**GOAL OF THE EXERCISE**
In the following material, identify every line holding the string "purple" and return it.

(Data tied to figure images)

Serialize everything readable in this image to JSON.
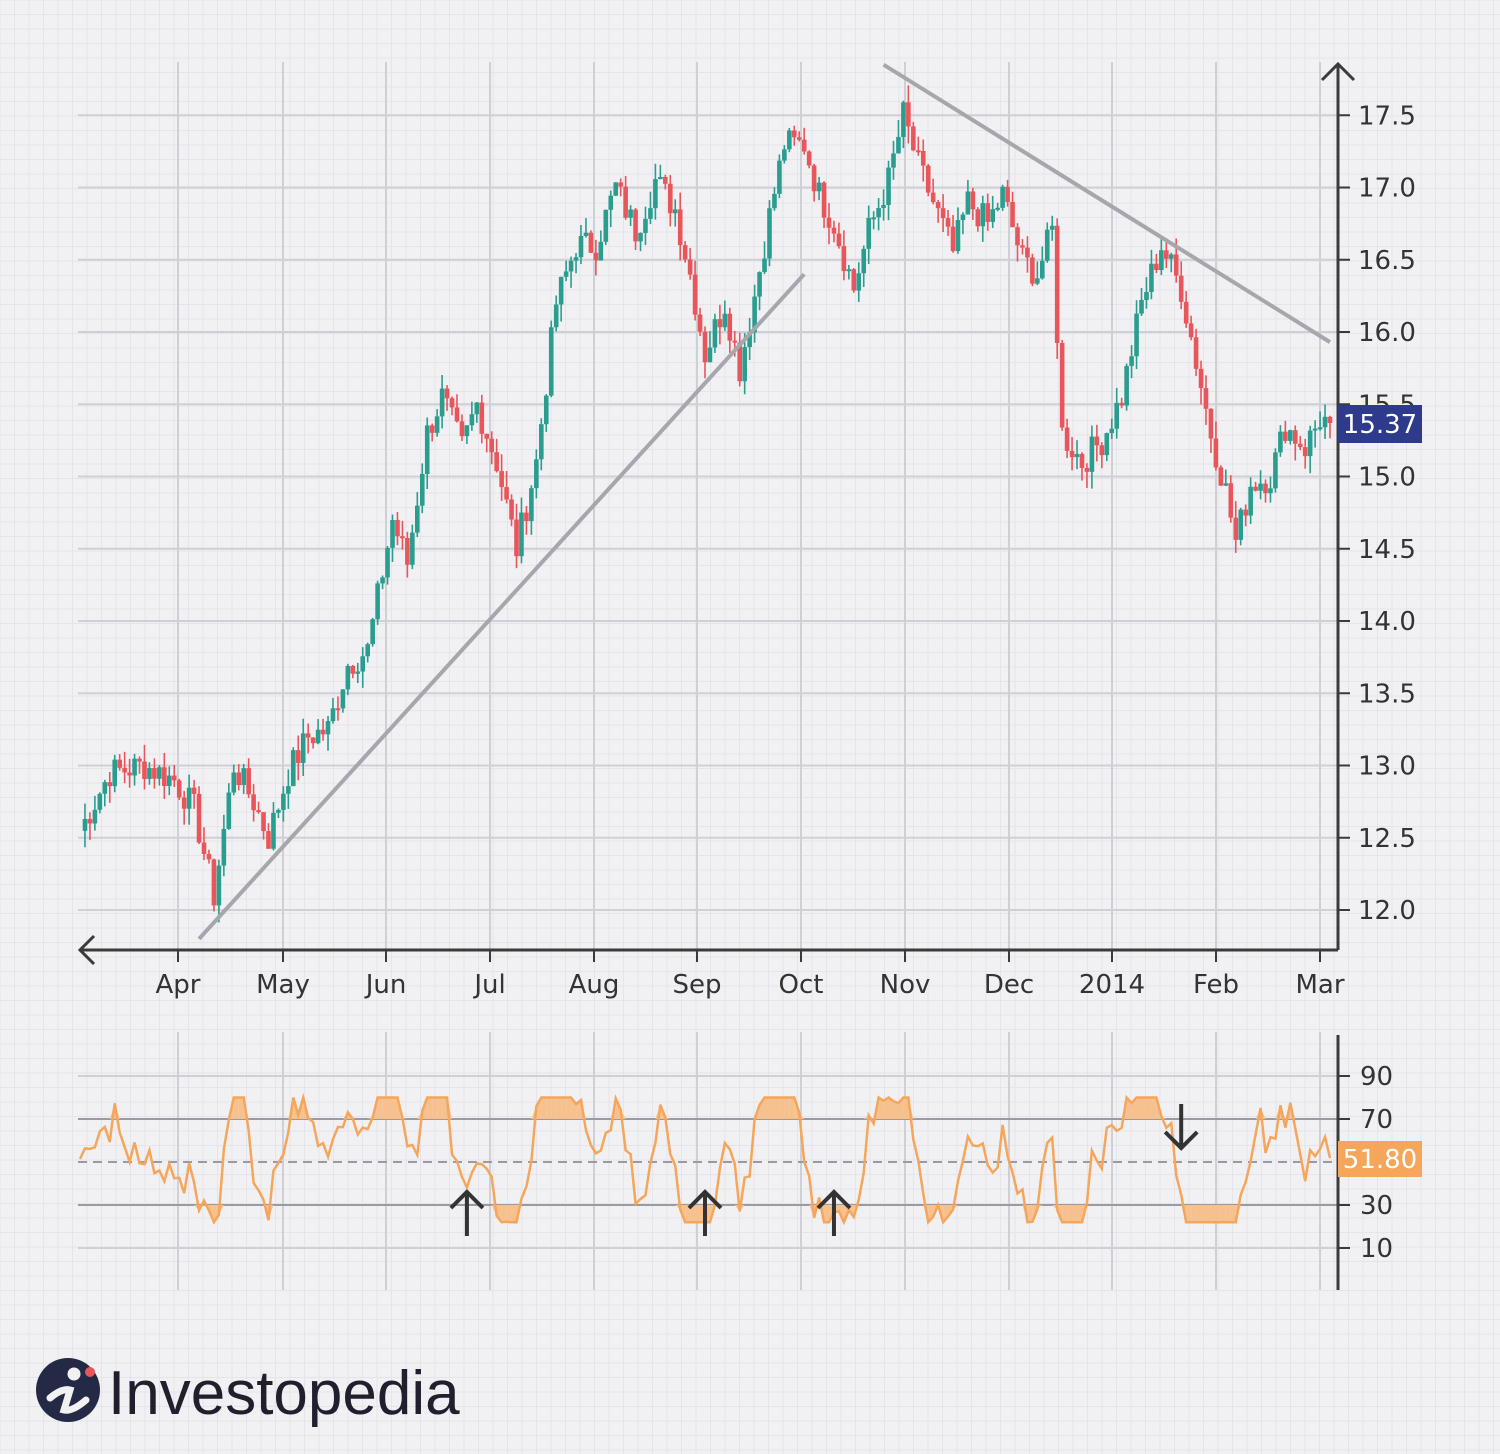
{
  "brand": {
    "name": "Investopedia",
    "logo_icon": "investopedia-i-logo-icon"
  },
  "colors": {
    "background": "#f1f1f4",
    "up_candle": "#2a9d8f",
    "down_candle": "#e8555a",
    "trendline": "#a6a6ad",
    "axis": "#3a3a3a",
    "rsi_line": "#f5a65b",
    "price_badge": "#2e3a8c",
    "rsi_badge": "#f5a65b"
  },
  "chart_data": [
    {
      "type": "candlestick",
      "title": "",
      "x_ticks": [
        "Apr",
        "May",
        "Jun",
        "Jul",
        "Aug",
        "Sep",
        "Oct",
        "Nov",
        "Dec",
        "2014",
        "Feb",
        "Mar"
      ],
      "y_ticks": [
        "12.0",
        "12.5",
        "13.0",
        "13.5",
        "14.0",
        "14.5",
        "15.0",
        "15.5",
        "16.0",
        "16.5",
        "17.0",
        "17.5"
      ],
      "ylim": [
        11.75,
        17.95
      ],
      "last_price_label": "15.37",
      "grid": true,
      "close_series_anchors": [
        {
          "d": 0,
          "v": 12.55
        },
        {
          "d": 6,
          "v": 12.95
        },
        {
          "d": 13,
          "v": 13.0
        },
        {
          "d": 19,
          "v": 12.9
        },
        {
          "d": 23,
          "v": 12.7
        },
        {
          "d": 27,
          "v": 12.1
        },
        {
          "d": 31,
          "v": 13.0
        },
        {
          "d": 35,
          "v": 12.75
        },
        {
          "d": 38,
          "v": 12.5
        },
        {
          "d": 42,
          "v": 12.95
        },
        {
          "d": 46,
          "v": 13.2
        },
        {
          "d": 50,
          "v": 13.25
        },
        {
          "d": 54,
          "v": 13.7
        },
        {
          "d": 58,
          "v": 13.8
        },
        {
          "d": 63,
          "v": 14.7
        },
        {
          "d": 66,
          "v": 14.4
        },
        {
          "d": 70,
          "v": 15.3
        },
        {
          "d": 73,
          "v": 15.55
        },
        {
          "d": 77,
          "v": 15.2
        },
        {
          "d": 80,
          "v": 15.5
        },
        {
          "d": 84,
          "v": 15.1
        },
        {
          "d": 88,
          "v": 14.5
        },
        {
          "d": 92,
          "v": 15.1
        },
        {
          "d": 96,
          "v": 16.2
        },
        {
          "d": 100,
          "v": 16.6
        },
        {
          "d": 104,
          "v": 16.6
        },
        {
          "d": 108,
          "v": 17.0
        },
        {
          "d": 112,
          "v": 16.7
        },
        {
          "d": 116,
          "v": 17.05
        },
        {
          "d": 120,
          "v": 16.85
        },
        {
          "d": 123,
          "v": 16.4
        },
        {
          "d": 126,
          "v": 15.85
        },
        {
          "d": 130,
          "v": 16.2
        },
        {
          "d": 133,
          "v": 15.75
        },
        {
          "d": 136,
          "v": 16.25
        },
        {
          "d": 139,
          "v": 16.8
        },
        {
          "d": 142,
          "v": 17.3
        },
        {
          "d": 146,
          "v": 17.3
        },
        {
          "d": 149,
          "v": 16.95
        },
        {
          "d": 152,
          "v": 16.75
        },
        {
          "d": 156,
          "v": 16.3
        },
        {
          "d": 159,
          "v": 16.7
        },
        {
          "d": 163,
          "v": 17.05
        },
        {
          "d": 166,
          "v": 17.5
        },
        {
          "d": 169,
          "v": 17.15
        },
        {
          "d": 172,
          "v": 16.9
        },
        {
          "d": 176,
          "v": 16.55
        },
        {
          "d": 179,
          "v": 16.9
        },
        {
          "d": 183,
          "v": 16.75
        },
        {
          "d": 186,
          "v": 16.95
        },
        {
          "d": 190,
          "v": 16.5
        },
        {
          "d": 193,
          "v": 16.4
        },
        {
          "d": 196,
          "v": 16.7
        },
        {
          "d": 198,
          "v": 15.3
        },
        {
          "d": 202,
          "v": 15.1
        },
        {
          "d": 206,
          "v": 15.25
        },
        {
          "d": 210,
          "v": 15.55
        },
        {
          "d": 214,
          "v": 16.2
        },
        {
          "d": 218,
          "v": 16.6
        },
        {
          "d": 222,
          "v": 16.3
        },
        {
          "d": 225,
          "v": 15.8
        },
        {
          "d": 228,
          "v": 15.3
        },
        {
          "d": 231,
          "v": 14.9
        },
        {
          "d": 233,
          "v": 14.55
        },
        {
          "d": 236,
          "v": 14.95
        },
        {
          "d": 240,
          "v": 15.0
        },
        {
          "d": 243,
          "v": 15.35
        },
        {
          "d": 247,
          "v": 15.2
        },
        {
          "d": 250,
          "v": 15.4
        },
        {
          "d": 252,
          "v": 15.37
        }
      ],
      "trendlines": [
        {
          "from": {
            "d": 24,
            "v": 11.8
          },
          "to": {
            "d": 146,
            "v": 16.4
          }
        },
        {
          "from": {
            "d": 162,
            "v": 17.85
          },
          "to": {
            "d": 252,
            "v": 15.93
          }
        }
      ]
    },
    {
      "type": "line",
      "indicator": "oscillator",
      "y_ticks": [
        "10",
        "30",
        "70",
        "90"
      ],
      "ylim": [
        0,
        100
      ],
      "reference_lines": [
        30,
        50,
        70
      ],
      "last_value_label": "51.80",
      "signals": [
        {
          "d": 78,
          "direction": "up"
        },
        {
          "d": 126,
          "direction": "up"
        },
        {
          "d": 152,
          "direction": "up"
        },
        {
          "d": 222,
          "direction": "down"
        }
      ]
    }
  ]
}
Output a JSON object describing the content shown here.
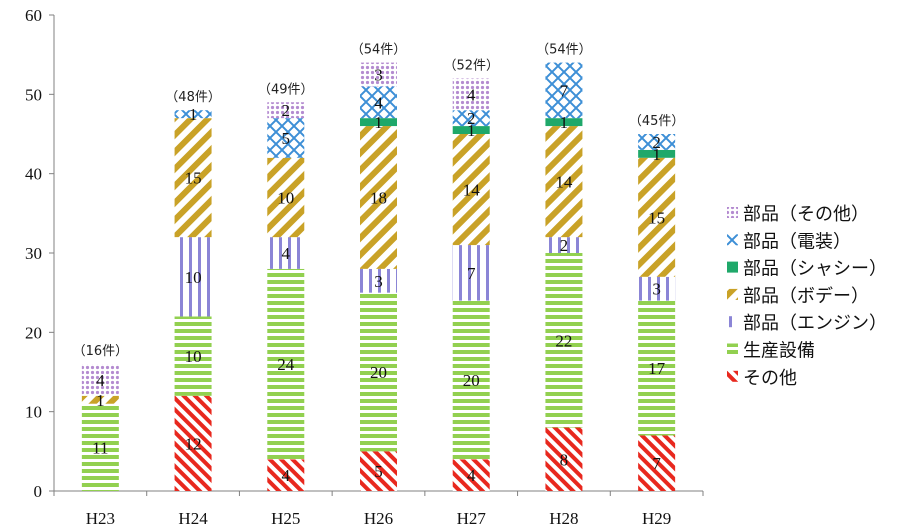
{
  "chart_data": {
    "type": "bar",
    "stacked": true,
    "categories": [
      "H23",
      "H24",
      "H25",
      "H26",
      "H27",
      "H28",
      "H29"
    ],
    "totals": [
      "（16件）",
      "（48件）",
      "（49件）",
      "（54件）",
      "（52件）",
      "（54件）",
      "（45件）"
    ],
    "ylim": [
      0,
      60
    ],
    "yticks": [
      0,
      10,
      20,
      30,
      40,
      50,
      60
    ],
    "grid": false,
    "legend_position": "right",
    "series": [
      {
        "name": "その他",
        "color": "#e8281e",
        "pattern": "diag-red",
        "values": [
          0,
          12,
          4,
          5,
          4,
          8,
          7
        ]
      },
      {
        "name": "生産設備",
        "color": "#92d050",
        "pattern": "hstripe-green",
        "values": [
          11,
          10,
          24,
          20,
          20,
          22,
          17
        ]
      },
      {
        "name": "部品（エンジン）",
        "color": "#8b85d6",
        "pattern": "vstripe-purple",
        "values": [
          0,
          10,
          4,
          3,
          7,
          2,
          3
        ]
      },
      {
        "name": "部品（ボデー）",
        "color": "#c9a227",
        "pattern": "diag-gold",
        "values": [
          1,
          15,
          10,
          18,
          14,
          14,
          15
        ]
      },
      {
        "name": "部品（シャシー）",
        "color": "#1fa86a",
        "pattern": "solid-green",
        "values": [
          0,
          0,
          0,
          1,
          1,
          1,
          1
        ]
      },
      {
        "name": "部品（電装）",
        "color": "#3d8fd6",
        "pattern": "cross-blue",
        "values": [
          0,
          1,
          5,
          4,
          2,
          7,
          2
        ]
      },
      {
        "name": "部品（その他）",
        "color": "#b48bd0",
        "pattern": "dots-purple",
        "values": [
          4,
          0,
          2,
          3,
          4,
          0,
          0
        ]
      }
    ]
  }
}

**CORRECT RESPONSE**
        "pattern": "vstripe-purple",
        "pattern": "dots-purple",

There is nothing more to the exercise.